* [Rows from a figure dataset]:
<<<<
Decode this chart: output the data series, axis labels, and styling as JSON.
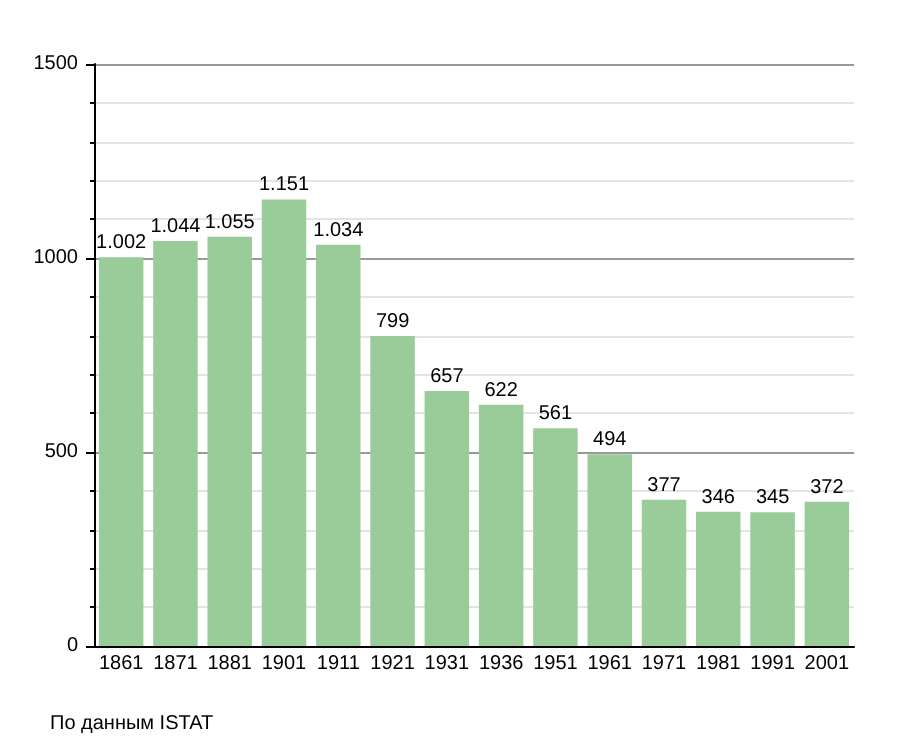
{
  "chart_data": {
    "type": "bar",
    "categories": [
      "1861",
      "1871",
      "1881",
      "1901",
      "1911",
      "1921",
      "1931",
      "1936",
      "1951",
      "1961",
      "1971",
      "1981",
      "1991",
      "2001"
    ],
    "values": [
      1002,
      1044,
      1055,
      1151,
      1034,
      799,
      657,
      622,
      561,
      494,
      377,
      346,
      345,
      372
    ],
    "value_labels": [
      "1.002",
      "1.044",
      "1.055",
      "1.151",
      "1.034",
      "799",
      "657",
      "622",
      "561",
      "494",
      "377",
      "346",
      "345",
      "372"
    ],
    "color": "#99cc99",
    "ylim": [
      0,
      1500
    ],
    "yticks": [
      0,
      500,
      1000,
      1500
    ],
    "grid": "y",
    "annotations": [
      "По данным ISTAT"
    ]
  }
}
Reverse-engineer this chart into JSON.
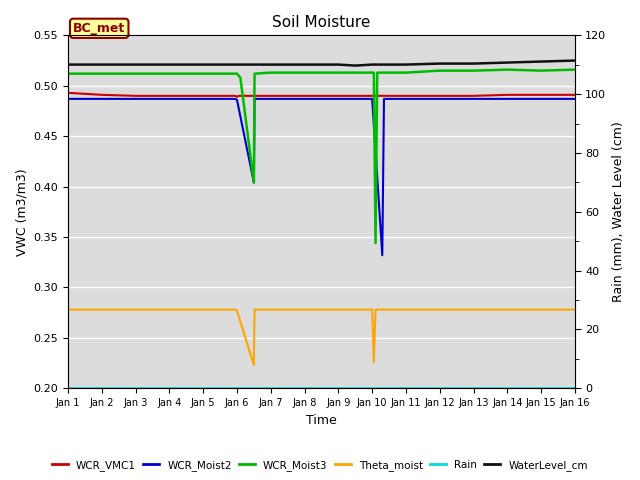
{
  "title": "Soil Moisture",
  "xlabel": "Time",
  "ylabel_left": "VWC (m3/m3)",
  "ylabel_right": "Rain (mm), Water Level (cm)",
  "ylim_left": [
    0.2,
    0.55
  ],
  "ylim_right": [
    0,
    120
  ],
  "xlim_days": [
    0,
    15
  ],
  "annotation_text": "BC_met",
  "annotation_bg": "#FFFF99",
  "annotation_border": "#8B0000",
  "bg_color": "#DCDCDC",
  "x_ticks_labels": [
    "Jan 1",
    "Jan 2",
    "Jan 3",
    "Jan 4",
    "Jan 5",
    "Jan 6",
    "Jan 7",
    "Jan 8",
    "Jan 9",
    "Jan 10",
    "Jan 11",
    "Jan 12",
    "Jan 13",
    "Jan 14",
    "Jan 15",
    "Jan 16"
  ],
  "series": {
    "WCR_VMC1": {
      "color": "#CC0000",
      "linewidth": 1.5,
      "data_x": [
        0,
        1,
        2,
        3,
        4,
        4.95,
        5,
        5.05,
        6,
        7,
        8,
        9,
        9.0,
        9.95,
        10,
        11,
        12,
        13,
        14,
        15
      ],
      "data_y": [
        0.493,
        0.491,
        0.49,
        0.49,
        0.49,
        0.49,
        0.489,
        0.49,
        0.49,
        0.49,
        0.49,
        0.49,
        0.49,
        0.49,
        0.49,
        0.49,
        0.49,
        0.491,
        0.491,
        0.491
      ]
    },
    "WCR_Moist2": {
      "color": "#0000CC",
      "linewidth": 1.5,
      "data_x": [
        0,
        1,
        2,
        3,
        4,
        4.95,
        5,
        5.5,
        5.52,
        6,
        7,
        8,
        9,
        9.3,
        9.35,
        9.7,
        10,
        11,
        12,
        13,
        14,
        15
      ],
      "data_y": [
        0.487,
        0.487,
        0.487,
        0.487,
        0.487,
        0.487,
        0.486,
        0.404,
        0.487,
        0.487,
        0.487,
        0.487,
        0.487,
        0.332,
        0.487,
        0.487,
        0.487,
        0.487,
        0.487,
        0.487,
        0.487,
        0.487
      ]
    },
    "WCR_Moist3": {
      "color": "#00BB00",
      "linewidth": 1.8,
      "data_x": [
        0,
        1,
        2,
        3,
        4,
        4.95,
        5,
        5.1,
        5.5,
        5.52,
        6,
        7,
        8,
        9,
        9.05,
        9.1,
        9.15,
        9.5,
        10,
        11,
        12,
        13,
        14,
        15
      ],
      "data_y": [
        0.512,
        0.512,
        0.512,
        0.512,
        0.512,
        0.512,
        0.512,
        0.508,
        0.404,
        0.512,
        0.513,
        0.513,
        0.513,
        0.513,
        0.513,
        0.344,
        0.513,
        0.513,
        0.513,
        0.515,
        0.515,
        0.516,
        0.515,
        0.516
      ]
    },
    "Theta_moist": {
      "color": "#FFA500",
      "linewidth": 1.5,
      "data_x": [
        0,
        1,
        2,
        3,
        4,
        4.95,
        5,
        5.5,
        5.52,
        6,
        7,
        8,
        9,
        9.05,
        9.1,
        9.5,
        10,
        11,
        12,
        13,
        14,
        15
      ],
      "data_y": [
        0.278,
        0.278,
        0.278,
        0.278,
        0.278,
        0.278,
        0.277,
        0.223,
        0.278,
        0.278,
        0.278,
        0.278,
        0.278,
        0.226,
        0.278,
        0.278,
        0.278,
        0.278,
        0.278,
        0.278,
        0.278,
        0.278
      ]
    },
    "Rain": {
      "color": "#00DDDD",
      "linewidth": 1.2,
      "data_x": [
        0,
        15
      ],
      "data_y": [
        0.2,
        0.2
      ]
    },
    "WaterLevel_cm": {
      "color": "#111111",
      "linewidth": 1.8,
      "data_x": [
        0,
        1,
        2,
        3,
        4,
        4.95,
        5,
        5.05,
        5.5,
        6,
        7,
        8,
        8.5,
        9,
        9.5,
        10,
        11,
        12,
        13,
        14,
        15
      ],
      "data_y": [
        0.521,
        0.521,
        0.521,
        0.521,
        0.521,
        0.521,
        0.521,
        0.521,
        0.521,
        0.521,
        0.521,
        0.521,
        0.52,
        0.521,
        0.521,
        0.521,
        0.522,
        0.522,
        0.523,
        0.524,
        0.525
      ]
    }
  },
  "legend_entries": [
    "WCR_VMC1",
    "WCR_Moist2",
    "WCR_Moist3",
    "Theta_moist",
    "Rain",
    "WaterLevel_cm"
  ],
  "legend_colors": [
    "#CC0000",
    "#0000CC",
    "#00BB00",
    "#FFA500",
    "#00DDDD",
    "#111111"
  ],
  "right_yticks": [
    0,
    20,
    40,
    60,
    80,
    100,
    120
  ],
  "right_ytick_minor": [
    10,
    30,
    50,
    70,
    90,
    110
  ]
}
>>>>
* [Objective]: Pictures in the records should not appear in your copy, but everything else must be transcribed exactly.

* [Exercise output]:
Decode this chart: output the data series, axis labels, and styling as JSON.
{
  "chart_data": {
    "type": "bar",
    "categories": [
      "1861",
      "1871",
      "1881",
      "1901",
      "1911",
      "1921",
      "1931",
      "1936",
      "1951",
      "1961",
      "1971",
      "1981",
      "1991",
      "2001"
    ],
    "values": [
      1002,
      1044,
      1055,
      1151,
      1034,
      799,
      657,
      622,
      561,
      494,
      377,
      346,
      345,
      372
    ],
    "value_labels": [
      "1.002",
      "1.044",
      "1.055",
      "1.151",
      "1.034",
      "799",
      "657",
      "622",
      "561",
      "494",
      "377",
      "346",
      "345",
      "372"
    ],
    "color": "#99cc99",
    "ylim": [
      0,
      1500
    ],
    "yticks": [
      0,
      500,
      1000,
      1500
    ],
    "grid": "y",
    "annotations": [
      "По данным ISTAT"
    ]
  }
}
Reverse-engineer this chart into JSON.
{
  "title": "Soil Moisture",
  "xlabel": "Time",
  "ylabel_left": "VWC (m3/m3)",
  "ylabel_right": "Rain (mm), Water Level (cm)",
  "ylim_left": [
    0.2,
    0.55
  ],
  "ylim_right": [
    0,
    120
  ],
  "xlim_days": [
    0,
    15
  ],
  "annotation_text": "BC_met",
  "annotation_bg": "#FFFF99",
  "annotation_border": "#8B0000",
  "bg_color": "#DCDCDC",
  "x_ticks_labels": [
    "Jan 1",
    "Jan 2",
    "Jan 3",
    "Jan 4",
    "Jan 5",
    "Jan 6",
    "Jan 7",
    "Jan 8",
    "Jan 9",
    "Jan 10",
    "Jan 11",
    "Jan 12",
    "Jan 13",
    "Jan 14",
    "Jan 15",
    "Jan 16"
  ],
  "series": {
    "WCR_VMC1": {
      "color": "#CC0000",
      "linewidth": 1.5,
      "data_x": [
        0,
        1,
        2,
        3,
        4,
        4.95,
        5,
        5.05,
        6,
        7,
        8,
        9,
        9.0,
        9.95,
        10,
        11,
        12,
        13,
        14,
        15
      ],
      "data_y": [
        0.493,
        0.491,
        0.49,
        0.49,
        0.49,
        0.49,
        0.489,
        0.49,
        0.49,
        0.49,
        0.49,
        0.49,
        0.49,
        0.49,
        0.49,
        0.49,
        0.49,
        0.491,
        0.491,
        0.491
      ]
    },
    "WCR_Moist2": {
      "color": "#0000CC",
      "linewidth": 1.5,
      "data_x": [
        0,
        1,
        2,
        3,
        4,
        4.95,
        5,
        5.5,
        5.52,
        6,
        7,
        8,
        9,
        9.3,
        9.35,
        9.7,
        10,
        11,
        12,
        13,
        14,
        15
      ],
      "data_y": [
        0.487,
        0.487,
        0.487,
        0.487,
        0.487,
        0.487,
        0.486,
        0.404,
        0.487,
        0.487,
        0.487,
        0.487,
        0.487,
        0.332,
        0.487,
        0.487,
        0.487,
        0.487,
        0.487,
        0.487,
        0.487,
        0.487
      ]
    },
    "WCR_Moist3": {
      "color": "#00BB00",
      "linewidth": 1.8,
      "data_x": [
        0,
        1,
        2,
        3,
        4,
        4.95,
        5,
        5.1,
        5.5,
        5.52,
        6,
        7,
        8,
        9,
        9.05,
        9.1,
        9.15,
        9.5,
        10,
        11,
        12,
        13,
        14,
        15
      ],
      "data_y": [
        0.512,
        0.512,
        0.512,
        0.512,
        0.512,
        0.512,
        0.512,
        0.508,
        0.404,
        0.512,
        0.513,
        0.513,
        0.513,
        0.513,
        0.513,
        0.344,
        0.513,
        0.513,
        0.513,
        0.515,
        0.515,
        0.516,
        0.515,
        0.516
      ]
    },
    "Theta_moist": {
      "color": "#FFA500",
      "linewidth": 1.5,
      "data_x": [
        0,
        1,
        2,
        3,
        4,
        4.95,
        5,
        5.5,
        5.52,
        6,
        7,
        8,
        9,
        9.05,
        9.1,
        9.5,
        10,
        11,
        12,
        13,
        14,
        15
      ],
      "data_y": [
        0.278,
        0.278,
        0.278,
        0.278,
        0.278,
        0.278,
        0.277,
        0.223,
        0.278,
        0.278,
        0.278,
        0.278,
        0.278,
        0.226,
        0.278,
        0.278,
        0.278,
        0.278,
        0.278,
        0.278,
        0.278,
        0.278
      ]
    },
    "Rain": {
      "color": "#00DDDD",
      "linewidth": 1.2,
      "data_x": [
        0,
        15
      ],
      "data_y": [
        0.2,
        0.2
      ]
    },
    "WaterLevel_cm": {
      "color": "#111111",
      "linewidth": 1.8,
      "data_x": [
        0,
        1,
        2,
        3,
        4,
        4.95,
        5,
        5.05,
        5.5,
        6,
        7,
        8,
        8.5,
        9,
        9.5,
        10,
        11,
        12,
        13,
        14,
        15
      ],
      "data_y": [
        0.521,
        0.521,
        0.521,
        0.521,
        0.521,
        0.521,
        0.521,
        0.521,
        0.521,
        0.521,
        0.521,
        0.521,
        0.52,
        0.521,
        0.521,
        0.521,
        0.522,
        0.522,
        0.523,
        0.524,
        0.525
      ]
    }
  },
  "legend_entries": [
    "WCR_VMC1",
    "WCR_Moist2",
    "WCR_Moist3",
    "Theta_moist",
    "Rain",
    "WaterLevel_cm"
  ],
  "legend_colors": [
    "#CC0000",
    "#0000CC",
    "#00BB00",
    "#FFA500",
    "#00DDDD",
    "#111111"
  ],
  "right_yticks": [
    0,
    20,
    40,
    60,
    80,
    100,
    120
  ],
  "right_ytick_minor": [
    10,
    30,
    50,
    70,
    90,
    110
  ]
}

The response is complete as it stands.